Records from a collection of figures
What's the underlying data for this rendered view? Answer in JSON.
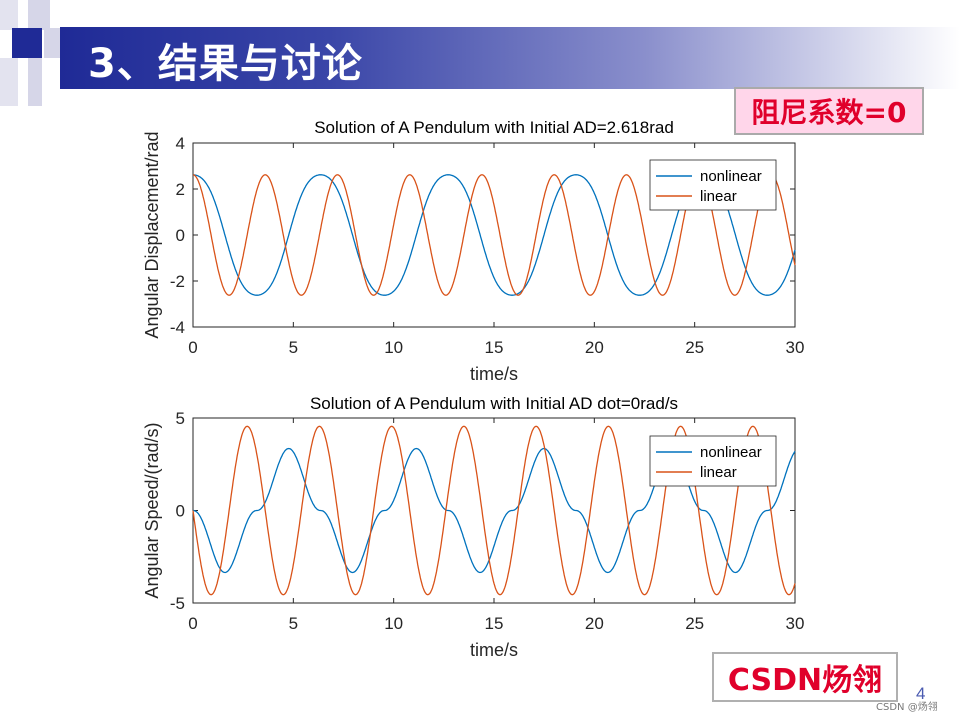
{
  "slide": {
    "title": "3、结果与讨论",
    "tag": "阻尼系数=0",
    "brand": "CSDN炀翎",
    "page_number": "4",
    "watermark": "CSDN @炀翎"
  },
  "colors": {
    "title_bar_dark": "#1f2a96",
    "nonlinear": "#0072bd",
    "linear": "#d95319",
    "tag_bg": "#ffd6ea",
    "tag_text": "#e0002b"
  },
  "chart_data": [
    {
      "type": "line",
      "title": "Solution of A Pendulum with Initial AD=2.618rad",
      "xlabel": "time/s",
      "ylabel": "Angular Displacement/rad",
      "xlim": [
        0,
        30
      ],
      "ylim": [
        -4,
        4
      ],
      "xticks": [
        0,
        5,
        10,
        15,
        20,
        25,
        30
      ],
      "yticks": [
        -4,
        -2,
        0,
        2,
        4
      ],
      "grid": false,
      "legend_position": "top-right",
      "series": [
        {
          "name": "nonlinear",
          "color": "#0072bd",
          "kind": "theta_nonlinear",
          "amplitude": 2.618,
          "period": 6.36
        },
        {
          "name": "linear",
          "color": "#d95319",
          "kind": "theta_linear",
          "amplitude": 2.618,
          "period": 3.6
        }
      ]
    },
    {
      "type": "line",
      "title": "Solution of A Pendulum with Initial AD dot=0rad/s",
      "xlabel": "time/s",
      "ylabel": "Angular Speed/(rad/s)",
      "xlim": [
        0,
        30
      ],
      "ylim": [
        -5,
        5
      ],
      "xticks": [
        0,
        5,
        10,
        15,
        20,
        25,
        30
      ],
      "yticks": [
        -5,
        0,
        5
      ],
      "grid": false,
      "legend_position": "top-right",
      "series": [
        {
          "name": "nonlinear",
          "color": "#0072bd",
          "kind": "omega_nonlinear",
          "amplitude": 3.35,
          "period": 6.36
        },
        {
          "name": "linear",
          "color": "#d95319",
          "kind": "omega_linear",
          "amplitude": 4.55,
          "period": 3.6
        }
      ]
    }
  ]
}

- TASK:
Retype each entry precisely. Skip images entirely.

- FINAL ANSWER:
What's the underlying data for this rendered view? Answer in JSON.
{
  "slide": {
    "title": "3、结果与讨论",
    "tag": "阻尼系数=0",
    "brand": "CSDN炀翎",
    "page_number": "4",
    "watermark": "CSDN @炀翎"
  },
  "colors": {
    "title_bar_dark": "#1f2a96",
    "nonlinear": "#0072bd",
    "linear": "#d95319",
    "tag_bg": "#ffd6ea",
    "tag_text": "#e0002b"
  },
  "chart_data": [
    {
      "type": "line",
      "title": "Solution of A Pendulum with Initial AD=2.618rad",
      "xlabel": "time/s",
      "ylabel": "Angular Displacement/rad",
      "xlim": [
        0,
        30
      ],
      "ylim": [
        -4,
        4
      ],
      "xticks": [
        0,
        5,
        10,
        15,
        20,
        25,
        30
      ],
      "yticks": [
        -4,
        -2,
        0,
        2,
        4
      ],
      "grid": false,
      "legend_position": "top-right",
      "series": [
        {
          "name": "nonlinear",
          "color": "#0072bd",
          "kind": "theta_nonlinear",
          "amplitude": 2.618,
          "period": 6.36
        },
        {
          "name": "linear",
          "color": "#d95319",
          "kind": "theta_linear",
          "amplitude": 2.618,
          "period": 3.6
        }
      ]
    },
    {
      "type": "line",
      "title": "Solution of A Pendulum with Initial AD dot=0rad/s",
      "xlabel": "time/s",
      "ylabel": "Angular Speed/(rad/s)",
      "xlim": [
        0,
        30
      ],
      "ylim": [
        -5,
        5
      ],
      "xticks": [
        0,
        5,
        10,
        15,
        20,
        25,
        30
      ],
      "yticks": [
        -5,
        0,
        5
      ],
      "grid": false,
      "legend_position": "top-right",
      "series": [
        {
          "name": "nonlinear",
          "color": "#0072bd",
          "kind": "omega_nonlinear",
          "amplitude": 3.35,
          "period": 6.36
        },
        {
          "name": "linear",
          "color": "#d95319",
          "kind": "omega_linear",
          "amplitude": 4.55,
          "period": 3.6
        }
      ]
    }
  ]
}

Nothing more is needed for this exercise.